━━━━━ Dataset content

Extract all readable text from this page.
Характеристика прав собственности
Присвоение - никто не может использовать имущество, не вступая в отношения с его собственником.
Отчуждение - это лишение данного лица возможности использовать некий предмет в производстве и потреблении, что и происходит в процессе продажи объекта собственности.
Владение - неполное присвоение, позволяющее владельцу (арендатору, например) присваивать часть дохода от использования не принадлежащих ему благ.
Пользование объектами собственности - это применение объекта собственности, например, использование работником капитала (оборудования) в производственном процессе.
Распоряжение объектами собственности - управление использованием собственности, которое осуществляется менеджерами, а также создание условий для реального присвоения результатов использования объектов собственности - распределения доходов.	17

━━━━━━━━━━

**Work required**
Return every record above exactly as it appears.

**Task solution**
Extract all readable text from this page.
Характеристика прав собственности
Присвоение - никто не может использовать имущество, не вступая в отношения с его собственником.
Отчуждение - это лишение данного лица возможности использовать некий предмет в производстве и потреблении, что и происходит в процессе продажи объекта собственности.
Владение - неполное присвоение, позволяющее владельцу (арендатору, например) присваивать часть дохода от использования не принадлежащих ему благ.
Пользование объектами собственности - это применение объекта собственности, например, использование работником капитала (оборудования) в производственном процессе.
Распоряжение объектами собственности - управление использованием собственности, которое осуществляется менеджерами, а также создание условий для реального присвоения результатов использования объектов собственности - распределения доходов.	17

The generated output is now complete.